**Provided records**

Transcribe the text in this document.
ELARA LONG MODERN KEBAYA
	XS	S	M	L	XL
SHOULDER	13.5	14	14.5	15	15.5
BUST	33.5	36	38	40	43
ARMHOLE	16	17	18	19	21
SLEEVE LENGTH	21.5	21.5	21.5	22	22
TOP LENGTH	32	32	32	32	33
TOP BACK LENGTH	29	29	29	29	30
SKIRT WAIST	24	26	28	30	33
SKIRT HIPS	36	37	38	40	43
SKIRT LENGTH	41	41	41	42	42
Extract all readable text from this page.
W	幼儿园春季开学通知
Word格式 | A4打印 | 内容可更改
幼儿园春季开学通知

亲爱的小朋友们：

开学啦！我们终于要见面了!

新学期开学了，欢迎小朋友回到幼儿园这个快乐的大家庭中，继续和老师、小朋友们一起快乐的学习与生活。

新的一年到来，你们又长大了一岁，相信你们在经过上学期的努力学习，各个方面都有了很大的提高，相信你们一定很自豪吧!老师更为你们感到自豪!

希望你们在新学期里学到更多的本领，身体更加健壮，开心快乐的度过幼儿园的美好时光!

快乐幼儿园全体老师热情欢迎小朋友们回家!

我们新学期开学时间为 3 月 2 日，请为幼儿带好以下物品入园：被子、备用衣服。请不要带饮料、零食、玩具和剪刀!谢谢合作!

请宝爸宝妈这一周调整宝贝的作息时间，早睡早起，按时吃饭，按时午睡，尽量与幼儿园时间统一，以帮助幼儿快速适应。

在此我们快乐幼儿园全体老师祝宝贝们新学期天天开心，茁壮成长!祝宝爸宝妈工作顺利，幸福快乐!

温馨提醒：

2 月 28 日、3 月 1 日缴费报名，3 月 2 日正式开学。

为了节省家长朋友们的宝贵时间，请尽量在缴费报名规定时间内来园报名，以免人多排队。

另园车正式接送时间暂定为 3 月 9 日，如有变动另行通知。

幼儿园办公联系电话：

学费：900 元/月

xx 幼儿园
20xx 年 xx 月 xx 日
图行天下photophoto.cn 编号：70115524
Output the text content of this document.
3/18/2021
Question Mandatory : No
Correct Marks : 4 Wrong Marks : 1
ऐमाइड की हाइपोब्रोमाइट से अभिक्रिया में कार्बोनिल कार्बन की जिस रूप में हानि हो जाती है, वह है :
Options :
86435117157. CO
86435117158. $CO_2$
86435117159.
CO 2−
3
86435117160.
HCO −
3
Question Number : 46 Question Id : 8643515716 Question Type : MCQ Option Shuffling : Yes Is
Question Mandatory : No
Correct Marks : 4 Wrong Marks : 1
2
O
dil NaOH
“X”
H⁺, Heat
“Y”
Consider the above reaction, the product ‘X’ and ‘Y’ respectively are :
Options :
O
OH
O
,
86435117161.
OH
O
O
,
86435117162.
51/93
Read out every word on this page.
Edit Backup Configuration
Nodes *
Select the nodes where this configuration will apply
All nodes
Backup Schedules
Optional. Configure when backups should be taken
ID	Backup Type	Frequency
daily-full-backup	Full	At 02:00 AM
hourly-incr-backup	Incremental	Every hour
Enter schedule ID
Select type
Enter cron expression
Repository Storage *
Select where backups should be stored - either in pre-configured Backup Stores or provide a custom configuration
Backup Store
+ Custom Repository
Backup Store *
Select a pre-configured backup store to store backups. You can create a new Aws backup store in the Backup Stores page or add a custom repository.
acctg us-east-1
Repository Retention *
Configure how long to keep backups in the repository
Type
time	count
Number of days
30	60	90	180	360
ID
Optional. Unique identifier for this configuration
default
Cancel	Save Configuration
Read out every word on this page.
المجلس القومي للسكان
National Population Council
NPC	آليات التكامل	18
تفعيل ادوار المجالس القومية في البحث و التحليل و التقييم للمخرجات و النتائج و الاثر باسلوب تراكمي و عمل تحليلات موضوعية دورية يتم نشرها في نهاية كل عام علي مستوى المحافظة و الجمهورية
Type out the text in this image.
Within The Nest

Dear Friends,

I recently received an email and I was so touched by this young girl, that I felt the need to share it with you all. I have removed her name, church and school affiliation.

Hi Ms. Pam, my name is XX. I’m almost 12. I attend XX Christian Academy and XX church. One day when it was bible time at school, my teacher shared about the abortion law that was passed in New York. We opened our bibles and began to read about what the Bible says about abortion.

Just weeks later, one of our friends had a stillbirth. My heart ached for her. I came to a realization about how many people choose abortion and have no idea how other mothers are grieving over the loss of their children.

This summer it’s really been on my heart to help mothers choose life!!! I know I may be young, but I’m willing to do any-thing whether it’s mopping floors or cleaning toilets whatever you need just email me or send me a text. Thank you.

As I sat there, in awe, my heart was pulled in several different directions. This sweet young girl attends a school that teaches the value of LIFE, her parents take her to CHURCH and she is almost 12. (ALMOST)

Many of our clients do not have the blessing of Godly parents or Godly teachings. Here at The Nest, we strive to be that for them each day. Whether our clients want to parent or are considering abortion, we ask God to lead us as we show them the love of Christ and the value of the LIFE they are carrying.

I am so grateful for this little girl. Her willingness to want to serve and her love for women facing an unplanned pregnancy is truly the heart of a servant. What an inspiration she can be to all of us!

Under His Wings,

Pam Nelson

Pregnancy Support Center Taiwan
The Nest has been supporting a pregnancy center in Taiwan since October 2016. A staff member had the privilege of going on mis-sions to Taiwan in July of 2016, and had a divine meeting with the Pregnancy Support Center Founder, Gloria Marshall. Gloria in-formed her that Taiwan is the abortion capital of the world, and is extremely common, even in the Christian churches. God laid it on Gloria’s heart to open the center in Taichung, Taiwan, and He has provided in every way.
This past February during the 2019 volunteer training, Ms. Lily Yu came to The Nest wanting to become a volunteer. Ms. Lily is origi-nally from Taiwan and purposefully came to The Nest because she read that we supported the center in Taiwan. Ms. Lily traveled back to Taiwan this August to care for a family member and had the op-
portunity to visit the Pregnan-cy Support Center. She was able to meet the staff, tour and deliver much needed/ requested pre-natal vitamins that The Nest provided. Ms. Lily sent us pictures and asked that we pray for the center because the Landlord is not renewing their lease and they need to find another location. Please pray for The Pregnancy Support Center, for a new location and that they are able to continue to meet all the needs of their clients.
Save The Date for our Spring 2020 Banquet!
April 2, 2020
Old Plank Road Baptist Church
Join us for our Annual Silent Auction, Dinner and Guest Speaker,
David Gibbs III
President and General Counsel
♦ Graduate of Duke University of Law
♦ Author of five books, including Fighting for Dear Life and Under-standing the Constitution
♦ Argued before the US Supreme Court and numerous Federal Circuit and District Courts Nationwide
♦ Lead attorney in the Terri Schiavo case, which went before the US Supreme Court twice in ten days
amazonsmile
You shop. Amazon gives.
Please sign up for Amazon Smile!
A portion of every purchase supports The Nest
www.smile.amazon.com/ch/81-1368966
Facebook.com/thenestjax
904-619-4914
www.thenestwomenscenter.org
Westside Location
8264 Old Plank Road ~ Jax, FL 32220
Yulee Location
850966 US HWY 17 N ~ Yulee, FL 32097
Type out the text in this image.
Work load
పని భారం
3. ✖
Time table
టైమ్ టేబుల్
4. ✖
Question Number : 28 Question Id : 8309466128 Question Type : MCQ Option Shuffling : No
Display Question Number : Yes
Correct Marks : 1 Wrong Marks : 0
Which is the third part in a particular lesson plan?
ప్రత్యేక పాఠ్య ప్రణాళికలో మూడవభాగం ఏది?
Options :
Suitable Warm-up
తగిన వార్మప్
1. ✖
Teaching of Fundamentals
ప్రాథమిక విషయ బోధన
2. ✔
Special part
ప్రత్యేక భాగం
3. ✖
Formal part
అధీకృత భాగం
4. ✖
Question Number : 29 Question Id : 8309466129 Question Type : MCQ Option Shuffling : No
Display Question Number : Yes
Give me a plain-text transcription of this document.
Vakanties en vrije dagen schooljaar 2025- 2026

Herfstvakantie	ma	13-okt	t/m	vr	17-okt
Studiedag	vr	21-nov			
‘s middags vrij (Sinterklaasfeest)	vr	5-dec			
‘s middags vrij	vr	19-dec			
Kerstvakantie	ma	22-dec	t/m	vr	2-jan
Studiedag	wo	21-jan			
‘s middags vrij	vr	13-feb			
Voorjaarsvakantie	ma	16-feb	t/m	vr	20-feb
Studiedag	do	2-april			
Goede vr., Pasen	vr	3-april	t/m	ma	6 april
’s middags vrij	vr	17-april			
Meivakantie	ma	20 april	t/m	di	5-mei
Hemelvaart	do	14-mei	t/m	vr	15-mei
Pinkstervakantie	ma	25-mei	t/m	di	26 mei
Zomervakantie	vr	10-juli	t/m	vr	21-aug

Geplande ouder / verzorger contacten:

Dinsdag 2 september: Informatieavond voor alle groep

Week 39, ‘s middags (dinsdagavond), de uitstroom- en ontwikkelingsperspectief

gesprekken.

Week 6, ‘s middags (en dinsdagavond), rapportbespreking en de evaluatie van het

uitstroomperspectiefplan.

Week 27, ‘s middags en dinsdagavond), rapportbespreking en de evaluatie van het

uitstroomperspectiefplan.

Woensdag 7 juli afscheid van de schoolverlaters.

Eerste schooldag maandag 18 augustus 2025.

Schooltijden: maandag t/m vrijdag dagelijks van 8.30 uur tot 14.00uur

**Goal**
Find how many lines of the material carry the string "evaluatie". Only the number should be in the answer.

**Full solution**
2